» **Task instructions**: Gather, from the listing beneath this task, every line holding the string "American".
######
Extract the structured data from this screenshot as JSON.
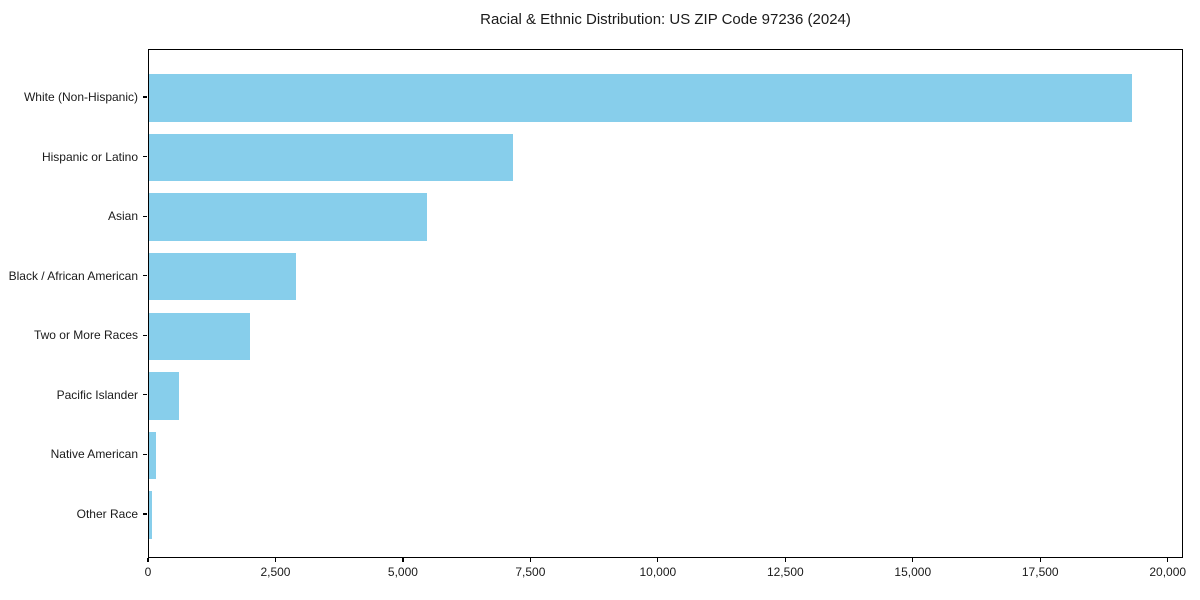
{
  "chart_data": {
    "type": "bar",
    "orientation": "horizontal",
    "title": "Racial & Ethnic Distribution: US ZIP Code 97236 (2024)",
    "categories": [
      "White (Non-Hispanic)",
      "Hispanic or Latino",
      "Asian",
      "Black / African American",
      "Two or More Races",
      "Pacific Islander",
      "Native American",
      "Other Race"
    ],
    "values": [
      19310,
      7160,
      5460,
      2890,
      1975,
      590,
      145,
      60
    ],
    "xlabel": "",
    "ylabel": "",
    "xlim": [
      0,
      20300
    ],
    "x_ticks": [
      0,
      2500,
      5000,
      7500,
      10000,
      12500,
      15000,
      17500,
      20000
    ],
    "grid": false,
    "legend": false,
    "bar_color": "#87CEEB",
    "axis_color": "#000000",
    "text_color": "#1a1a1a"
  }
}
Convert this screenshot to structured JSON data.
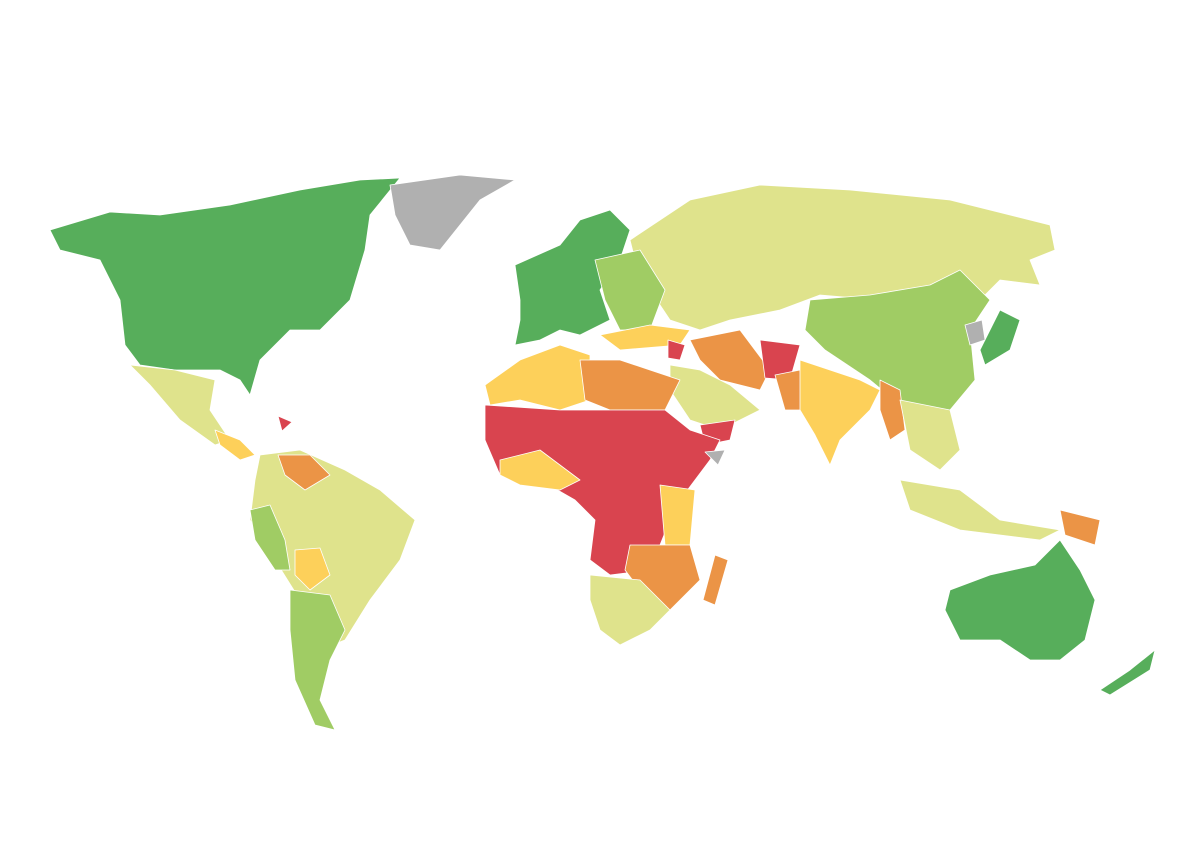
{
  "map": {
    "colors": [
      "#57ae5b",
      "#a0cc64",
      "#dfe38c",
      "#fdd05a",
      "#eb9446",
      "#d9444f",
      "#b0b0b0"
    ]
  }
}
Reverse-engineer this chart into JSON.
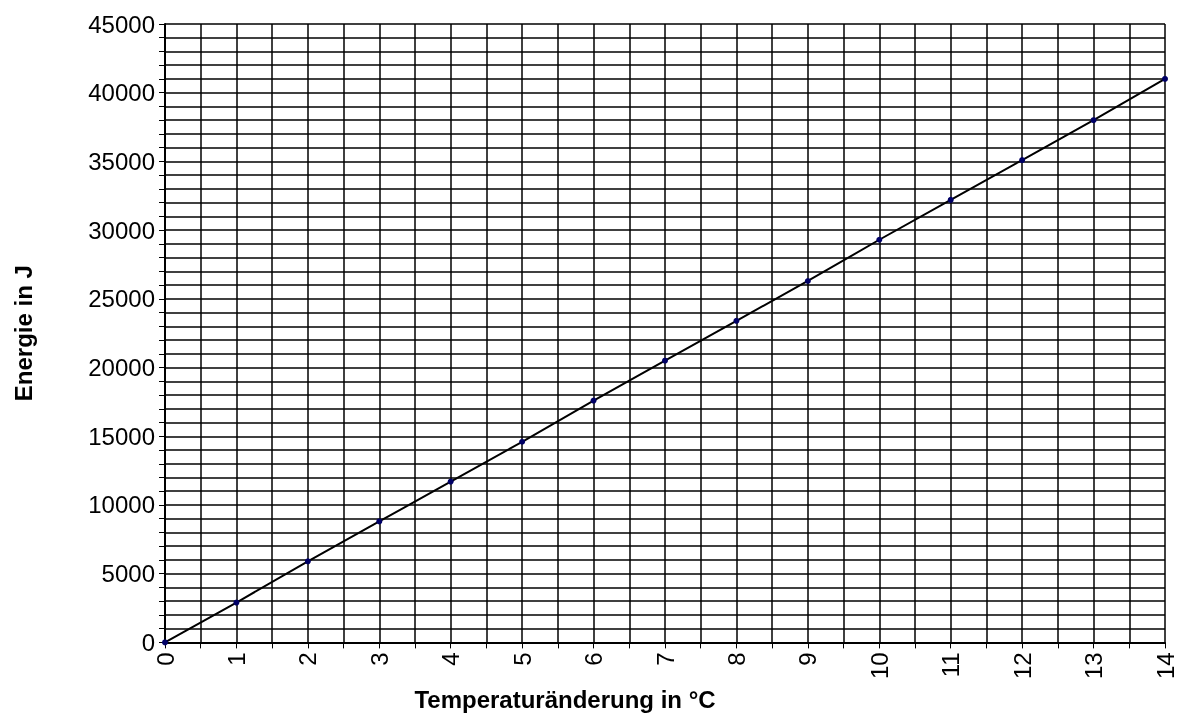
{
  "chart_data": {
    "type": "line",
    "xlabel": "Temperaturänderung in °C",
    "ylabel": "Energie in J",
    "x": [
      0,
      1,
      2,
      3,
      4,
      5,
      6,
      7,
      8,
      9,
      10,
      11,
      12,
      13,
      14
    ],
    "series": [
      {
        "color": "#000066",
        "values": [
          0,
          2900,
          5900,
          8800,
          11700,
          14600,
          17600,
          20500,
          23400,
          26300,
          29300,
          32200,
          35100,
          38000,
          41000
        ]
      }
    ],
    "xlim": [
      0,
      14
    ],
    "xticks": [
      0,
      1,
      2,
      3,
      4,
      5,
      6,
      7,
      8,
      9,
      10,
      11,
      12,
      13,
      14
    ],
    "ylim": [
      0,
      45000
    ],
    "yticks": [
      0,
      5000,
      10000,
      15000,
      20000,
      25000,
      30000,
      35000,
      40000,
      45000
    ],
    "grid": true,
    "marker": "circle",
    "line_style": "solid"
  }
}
######
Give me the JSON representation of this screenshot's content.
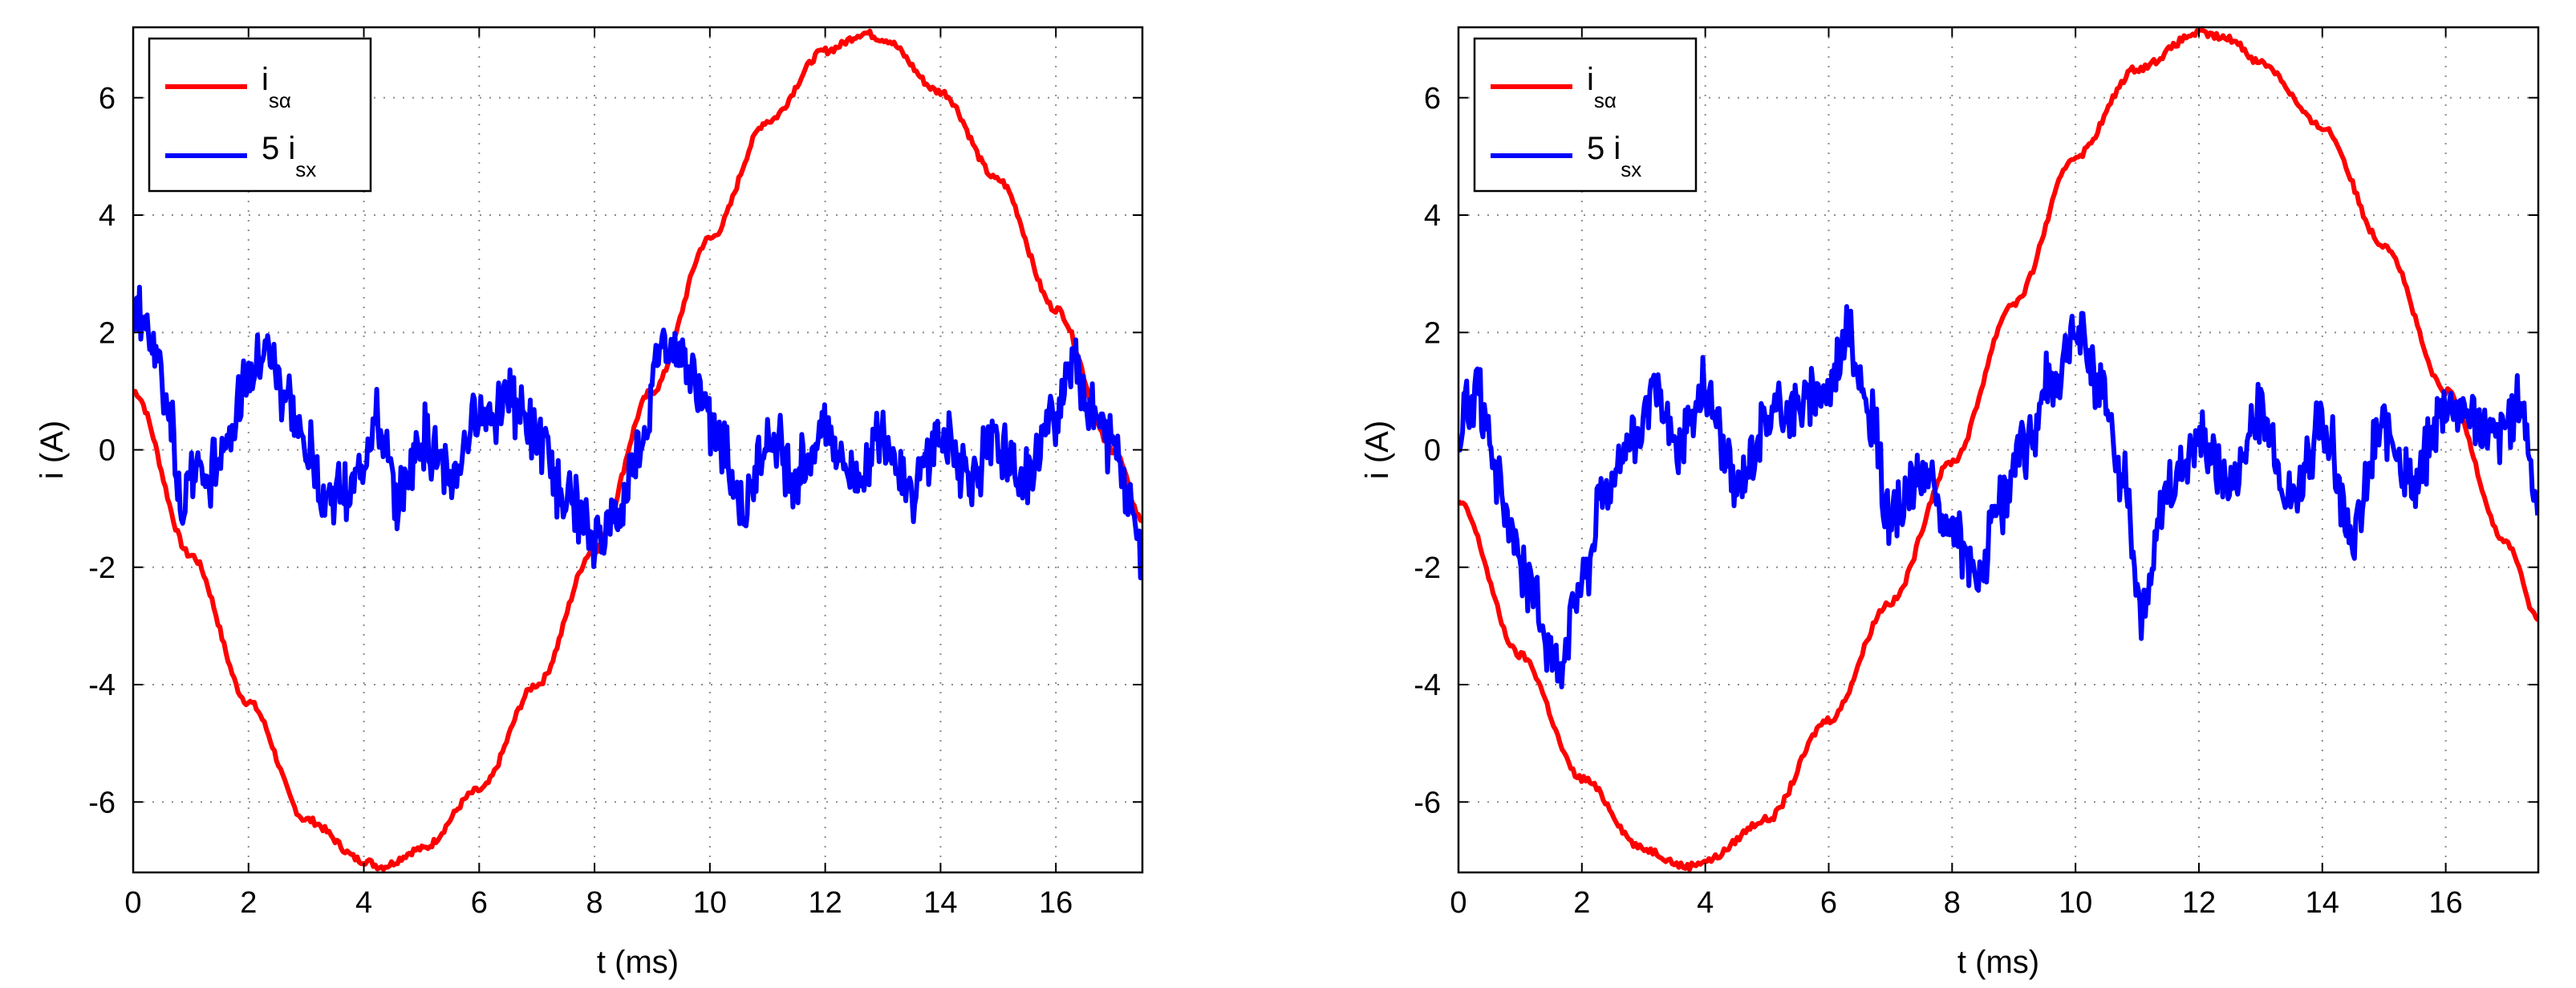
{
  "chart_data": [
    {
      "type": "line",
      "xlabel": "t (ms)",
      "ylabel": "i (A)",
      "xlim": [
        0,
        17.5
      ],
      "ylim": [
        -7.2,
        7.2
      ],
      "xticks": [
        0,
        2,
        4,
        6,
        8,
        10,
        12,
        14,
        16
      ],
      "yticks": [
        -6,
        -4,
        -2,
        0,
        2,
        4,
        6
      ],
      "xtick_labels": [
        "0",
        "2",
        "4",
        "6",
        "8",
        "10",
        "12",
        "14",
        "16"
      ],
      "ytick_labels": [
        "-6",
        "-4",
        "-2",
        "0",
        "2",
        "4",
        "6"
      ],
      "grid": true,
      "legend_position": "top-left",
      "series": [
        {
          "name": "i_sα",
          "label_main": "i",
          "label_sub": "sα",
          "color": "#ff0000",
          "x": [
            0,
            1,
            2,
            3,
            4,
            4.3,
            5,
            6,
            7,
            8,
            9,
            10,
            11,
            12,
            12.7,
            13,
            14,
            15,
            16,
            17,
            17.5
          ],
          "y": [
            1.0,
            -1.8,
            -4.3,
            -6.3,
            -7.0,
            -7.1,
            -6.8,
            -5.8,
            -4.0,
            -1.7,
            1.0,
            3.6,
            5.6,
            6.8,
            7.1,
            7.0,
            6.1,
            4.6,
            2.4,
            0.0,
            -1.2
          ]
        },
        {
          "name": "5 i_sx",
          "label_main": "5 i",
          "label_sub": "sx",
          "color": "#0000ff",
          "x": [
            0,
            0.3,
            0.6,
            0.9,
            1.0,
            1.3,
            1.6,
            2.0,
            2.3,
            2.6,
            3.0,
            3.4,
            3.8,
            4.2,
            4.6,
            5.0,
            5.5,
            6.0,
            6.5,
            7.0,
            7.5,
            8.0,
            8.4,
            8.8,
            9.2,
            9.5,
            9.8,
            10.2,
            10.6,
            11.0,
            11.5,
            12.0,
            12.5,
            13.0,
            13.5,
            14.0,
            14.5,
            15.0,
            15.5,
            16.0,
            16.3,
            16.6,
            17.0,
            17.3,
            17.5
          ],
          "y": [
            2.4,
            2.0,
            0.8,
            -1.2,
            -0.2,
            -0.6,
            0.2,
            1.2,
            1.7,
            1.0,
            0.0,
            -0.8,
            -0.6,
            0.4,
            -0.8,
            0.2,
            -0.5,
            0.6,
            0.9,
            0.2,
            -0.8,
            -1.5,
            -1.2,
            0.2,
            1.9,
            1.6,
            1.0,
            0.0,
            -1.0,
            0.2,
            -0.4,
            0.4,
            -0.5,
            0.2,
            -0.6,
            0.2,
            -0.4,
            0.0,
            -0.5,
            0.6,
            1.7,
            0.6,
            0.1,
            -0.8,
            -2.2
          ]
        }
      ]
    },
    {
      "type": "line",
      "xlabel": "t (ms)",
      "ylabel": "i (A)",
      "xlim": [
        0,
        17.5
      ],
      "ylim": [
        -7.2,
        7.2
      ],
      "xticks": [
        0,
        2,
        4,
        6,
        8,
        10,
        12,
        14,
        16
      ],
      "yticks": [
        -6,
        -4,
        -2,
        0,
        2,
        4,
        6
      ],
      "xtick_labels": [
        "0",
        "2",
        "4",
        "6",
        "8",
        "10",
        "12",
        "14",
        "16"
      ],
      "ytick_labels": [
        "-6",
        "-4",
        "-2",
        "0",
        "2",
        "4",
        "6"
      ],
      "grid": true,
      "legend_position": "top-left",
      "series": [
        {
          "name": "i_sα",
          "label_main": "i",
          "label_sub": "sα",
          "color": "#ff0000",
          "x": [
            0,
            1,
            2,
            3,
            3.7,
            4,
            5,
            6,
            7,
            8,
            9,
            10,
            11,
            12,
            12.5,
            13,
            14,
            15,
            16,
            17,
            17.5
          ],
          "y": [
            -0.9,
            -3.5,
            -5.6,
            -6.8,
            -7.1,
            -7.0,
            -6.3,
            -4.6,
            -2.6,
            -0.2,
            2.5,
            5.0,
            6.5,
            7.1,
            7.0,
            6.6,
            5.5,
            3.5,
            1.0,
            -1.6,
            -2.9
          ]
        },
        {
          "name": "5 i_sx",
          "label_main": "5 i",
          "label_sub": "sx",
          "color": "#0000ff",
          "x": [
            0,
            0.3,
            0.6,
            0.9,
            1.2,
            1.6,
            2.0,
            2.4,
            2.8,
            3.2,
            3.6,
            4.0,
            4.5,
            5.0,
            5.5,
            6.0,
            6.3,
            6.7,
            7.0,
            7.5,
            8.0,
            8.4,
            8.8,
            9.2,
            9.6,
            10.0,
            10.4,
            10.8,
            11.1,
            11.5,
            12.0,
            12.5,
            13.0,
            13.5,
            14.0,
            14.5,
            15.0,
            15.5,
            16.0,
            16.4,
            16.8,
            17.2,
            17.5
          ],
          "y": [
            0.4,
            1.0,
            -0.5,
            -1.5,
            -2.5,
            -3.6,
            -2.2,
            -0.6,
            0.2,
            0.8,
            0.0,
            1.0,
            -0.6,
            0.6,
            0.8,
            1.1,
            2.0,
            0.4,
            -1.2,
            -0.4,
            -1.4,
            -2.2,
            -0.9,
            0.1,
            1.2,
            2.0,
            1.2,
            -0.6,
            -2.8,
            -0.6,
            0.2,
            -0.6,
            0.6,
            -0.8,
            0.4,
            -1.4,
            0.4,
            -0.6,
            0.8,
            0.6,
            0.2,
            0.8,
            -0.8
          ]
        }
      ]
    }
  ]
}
######
» **Answer below**:
      "Black / African American",
      "Native American",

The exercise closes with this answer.